→ PAGE TEXT

+++

News / Legal Brief

When is CTC not available as CTC?

Sep 7,2022

By Ernest Mazansky - Director, Werksmans Tax Proprietary Limited

What is contributed tax capital?

CTC – or to give it its full name, contributed tax capital – is an artificial or notional designation created for the purposes of the Income Tax Act, 1962 (the Act) and is, roughly speaking, akin to share capital for other legal and accounting purposes.

The definition and notion of CTC, together with the amended definition of “dividend” in section 1 of the Act introduced with effect from 1 April 2012, was occasioned to a large extent by the more modern principles to be found in the Companies Act, 2008.

In the latter legislation, when a company makes a distribution to a shareholder no real distinction is made between a distribution out of current profits, realised reserves, unrealised reserves or share capital – it is merely a distribution, and whether or not one can make the distribution is dependent upon complying with the solvency and liquidity tests.

This is in contrast to the old capital maintenance rule, the effect of which is that there could not be a reduction of share capital save under very specific circumstances.

The distinction in the Act is made between:

  • a distribution that is a dividend, and which constitutes a revenue receipt in the hands of a shareholder and which can also be subject to dividends tax; and
  • a distribution that constitutes a return of capital, that falls into the CGT regime under the Act.

In short, what makes a distribution a return of capital is that the directors have specifically determined that the distribution represents a reduction of CTC.  If they do not so determine, and even if they simply remain silent, it is automatically a dividend.

+++

[Data entries]
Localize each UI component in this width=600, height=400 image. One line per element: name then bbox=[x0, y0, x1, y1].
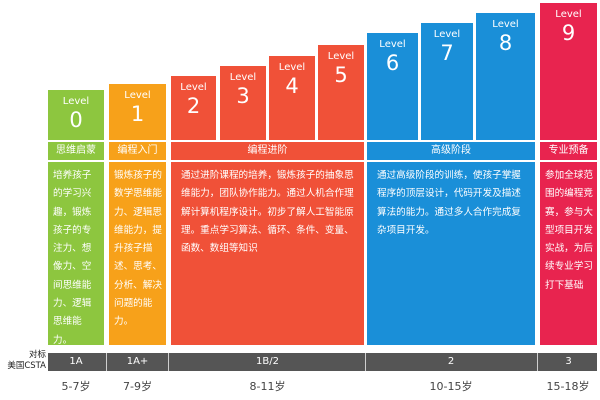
csta-label-line1: 对标 bbox=[28, 350, 46, 360]
level-3-number: 3 bbox=[236, 84, 250, 108]
csta-value-2: 1B/2 bbox=[256, 356, 279, 367]
level-5-word: Level bbox=[327, 51, 355, 62]
stage-2-description: 通过进阶课程的培养，锻炼孩子的抽象思维能力，团队协作能力。通过人机合作理解计算机… bbox=[171, 162, 364, 345]
level-5-number: 5 bbox=[334, 63, 348, 87]
age-range-4: 15-18岁 bbox=[546, 380, 590, 393]
level-7-word: Level bbox=[433, 29, 461, 40]
age-range-3: 10-15岁 bbox=[429, 380, 473, 393]
level-5-box: Level 5 bbox=[318, 45, 364, 140]
age-range-0: 5-7岁 bbox=[61, 380, 91, 393]
csta-divider bbox=[168, 353, 169, 371]
level-2-word: Level bbox=[180, 82, 207, 93]
level-8-box: Level 8 bbox=[476, 13, 535, 140]
level-9-word: Level bbox=[555, 9, 582, 20]
level-0-number: 0 bbox=[69, 108, 83, 132]
csta-label: 对标 美国CSTA bbox=[2, 350, 46, 374]
level-2-box: Level 2 bbox=[171, 76, 216, 140]
stage-3-description: 通过高级阶段的训练，使孩子掌握程序的顶层设计，代码开发及描述算法的能力。通过多人… bbox=[367, 162, 535, 345]
level-1-word: Level bbox=[124, 90, 151, 101]
level-2-number: 2 bbox=[186, 94, 201, 118]
level-6-word: Level bbox=[379, 39, 406, 50]
level-3-box: Level 3 bbox=[220, 66, 266, 140]
level-6-number: 6 bbox=[385, 51, 400, 75]
stage-3-title: 高级阶段 bbox=[367, 142, 535, 160]
level-7-box: Level 7 bbox=[421, 23, 473, 140]
csta-value-3: 2 bbox=[447, 356, 455, 367]
csta-value-4: 3 bbox=[565, 356, 572, 367]
age-range-2: 8-11岁 bbox=[249, 380, 286, 393]
level-9-box: Level 9 bbox=[540, 3, 597, 140]
level-3-word: Level bbox=[229, 72, 257, 83]
csta-label-line2: 美国CSTA bbox=[7, 361, 46, 371]
level-0-word: Level bbox=[62, 96, 90, 107]
csta-bar: 1A 1A+ 1B/2 2 3 bbox=[48, 353, 597, 371]
stage-2-title: 编程进阶 bbox=[171, 142, 364, 160]
stage-0-title: 思维启蒙 bbox=[48, 142, 104, 160]
level-8-number: 8 bbox=[498, 31, 513, 55]
level-8-word: Level bbox=[492, 19, 519, 30]
stage-4-title: 专业预备 bbox=[540, 142, 597, 160]
level-1-box: Level 1 bbox=[109, 84, 166, 140]
csta-divider bbox=[365, 353, 366, 371]
level-0-box: Level 0 bbox=[48, 90, 104, 140]
stage-1-description: 锻炼孩子的数学思维能力、逻辑思维能力，提升孩子描述、思考、分析、解决问题的能力。 bbox=[109, 162, 166, 345]
csta-value-1: 1A+ bbox=[126, 356, 149, 367]
level-6-box: Level 6 bbox=[367, 33, 418, 140]
csta-divider bbox=[106, 353, 107, 371]
level-4-word: Level bbox=[278, 62, 306, 73]
age-range-1: 7-9岁 bbox=[123, 380, 152, 393]
level-9-number: 9 bbox=[561, 21, 576, 45]
stage-0-description: 培养孩子的学习兴趣，锻炼孩子的专注力、想像力、空间思维能力、逻辑思维能力。 bbox=[48, 162, 104, 345]
csta-divider bbox=[537, 353, 538, 371]
level-7-number: 7 bbox=[440, 41, 454, 65]
level-1-number: 1 bbox=[130, 102, 145, 126]
csta-value-0: 1A bbox=[69, 356, 83, 367]
level-4-number: 4 bbox=[285, 74, 299, 98]
stage-1-title: 编程入门 bbox=[109, 142, 166, 160]
stage-4-description: 参加全球范围的编程竞赛，参与大型项目开发实战，为后续专业学习打下基础 bbox=[540, 162, 597, 345]
level-4-box: Level 4 bbox=[269, 56, 315, 140]
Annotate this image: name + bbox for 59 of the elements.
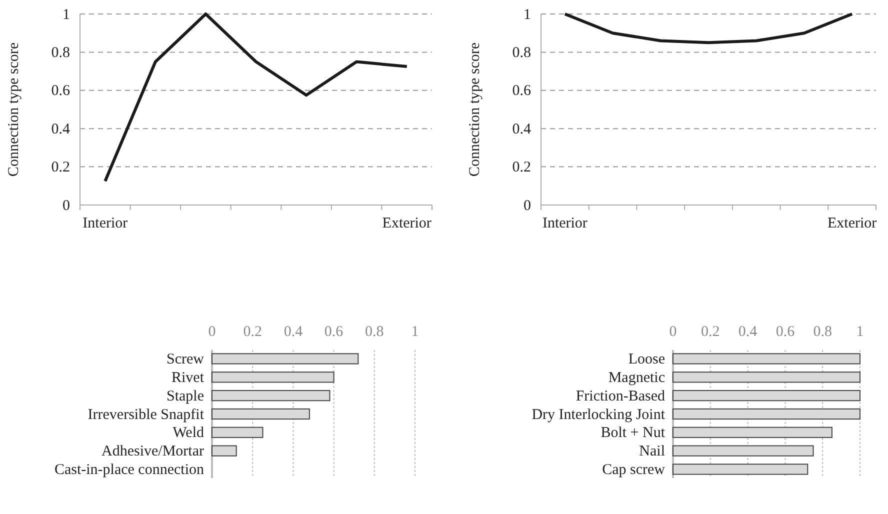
bar [672, 464, 808, 475]
x-tick-label: 0.4 [284, 324, 304, 340]
line-series [104, 12, 408, 183]
bar [212, 353, 359, 364]
y-tick-label: 1 [62, 6, 70, 23]
bar [672, 372, 860, 383]
y-tick-label: 0.4 [51, 121, 70, 138]
y-tick-label: Weld [172, 425, 204, 442]
x-tick-label: 0.8 [813, 324, 832, 340]
y-tick-label: Friction-Based [576, 388, 666, 404]
bar [212, 372, 334, 383]
bar [212, 390, 330, 402]
bar [672, 408, 860, 420]
y-axis-title: Connection type score [467, 42, 483, 177]
y-tick-label: Staple [166, 388, 204, 404]
line-series [563, 12, 854, 44]
y-tick-label: Screw [166, 352, 204, 368]
y-tick-label: 0.6 [512, 83, 532, 100]
y-tick-label: 0 [62, 198, 70, 214]
x-tick-label: 0.8 [365, 324, 384, 340]
bar [212, 445, 237, 456]
y-tick-label: Loose [628, 352, 666, 368]
x-tick-label: 1 [856, 324, 864, 340]
x-tick-label: 0 [669, 324, 677, 340]
y-tick-label: Irreversible Snapfit [88, 406, 205, 423]
y-tick-label: Dry Interlocking Joint [532, 406, 666, 423]
y-tick-label: 0.2 [512, 160, 531, 176]
y-tick-label: 0.8 [512, 45, 531, 61]
y-tick-label: Bolt + Nut [600, 425, 666, 442]
x-tick-label: Exterior [382, 216, 432, 232]
bar [212, 408, 310, 420]
y-tick-label: Adhesive/Mortar [102, 444, 204, 460]
bar [672, 426, 832, 438]
x-tick-label: 0.6 [776, 324, 796, 340]
x-tick-label: Interior [82, 216, 128, 232]
x-tick-label: Interior [542, 216, 588, 232]
y-tick-label: Cap screw [602, 462, 666, 478]
x-tick-label: 0.6 [324, 324, 344, 340]
bar [672, 445, 814, 456]
y-tick-label: 0.2 [51, 160, 70, 176]
x-tick-label: 0.2 [243, 324, 262, 340]
x-tick-label: 0.4 [738, 324, 758, 340]
x-tick-label: 0 [208, 324, 216, 340]
x-tick-label: 1 [411, 324, 419, 340]
x-tick-label: Exterior [827, 216, 877, 232]
y-tick-label: 0.6 [51, 83, 70, 100]
y-tick-label: Cast-in-place connection [54, 462, 204, 478]
bar [212, 426, 264, 438]
bar [672, 353, 860, 364]
y-tick-label: 0.8 [51, 45, 70, 61]
y-tick-label: Rivet [172, 370, 205, 386]
y-tick-label: 0 [524, 198, 531, 214]
y-tick-label: Magnetic [608, 370, 666, 386]
y-axis-title: Connection type score [6, 42, 22, 177]
y-tick-label: Nail [639, 444, 665, 460]
y-tick-label: 0.4 [512, 121, 532, 138]
x-tick-label: 0.2 [701, 324, 720, 340]
bar [672, 390, 860, 402]
y-tick-label: 1 [524, 6, 531, 23]
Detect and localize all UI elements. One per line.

+++

→ REQUIRED WORK
Continue the article on contributed tax capital, picking up after its last sentence.

→ OUTPUT OF THE TASK
As stated, CTC is roughly akin to share capital but the amount of CTC need not necessarily equate to the amount of share capital.  There can be a number of reasons for this including the fact that a distribution can physically be made out of current year’s profits but if it is determined to be a reduction of CTC then it is not a dividend but a return of capital, but the share capital remains intact.  Similarly a distribution can physically be made out of share capital, but if it is not stated to be a reduction of CTC the latter remains intact and the receipt is a dividend subject, where relevant, to dividends tax.

The issue: A reduction of CTC

It can readily be seen that there are circumstances where a reduction of CTC is more favourable from a tax perspective than a dividend.  Typically this would be the case where dividends tax is payable, eg by an individual or a trust, or by a non-resident shareholder.

A reduction of CTC, not being a dividend, triggers no such tax. Of course a reduction of CTC does have potential CGT consequences but, for example, in the case of a non-resident shareholder generally this would not be a problem as in most cases non-residents are beyond the scope of the CGT rules; and in the case of a resident, if the shareholder has a large base cost in the shares, the reduction of CTC simply reduces the base cost, which has the effect of potentially increasing the CGT at a much later time, but in the meanwhile the receipt is not subject to tax.

Of course, companies often have different shareholders in different categories and it may suit some shareholders to have a dividend while others would prefer a return of capital.  To prevent excessive exploitation of the system that has tax avoidance consequences, a proviso was included in the definition of CTC in section 1 of the Act that had two aspects.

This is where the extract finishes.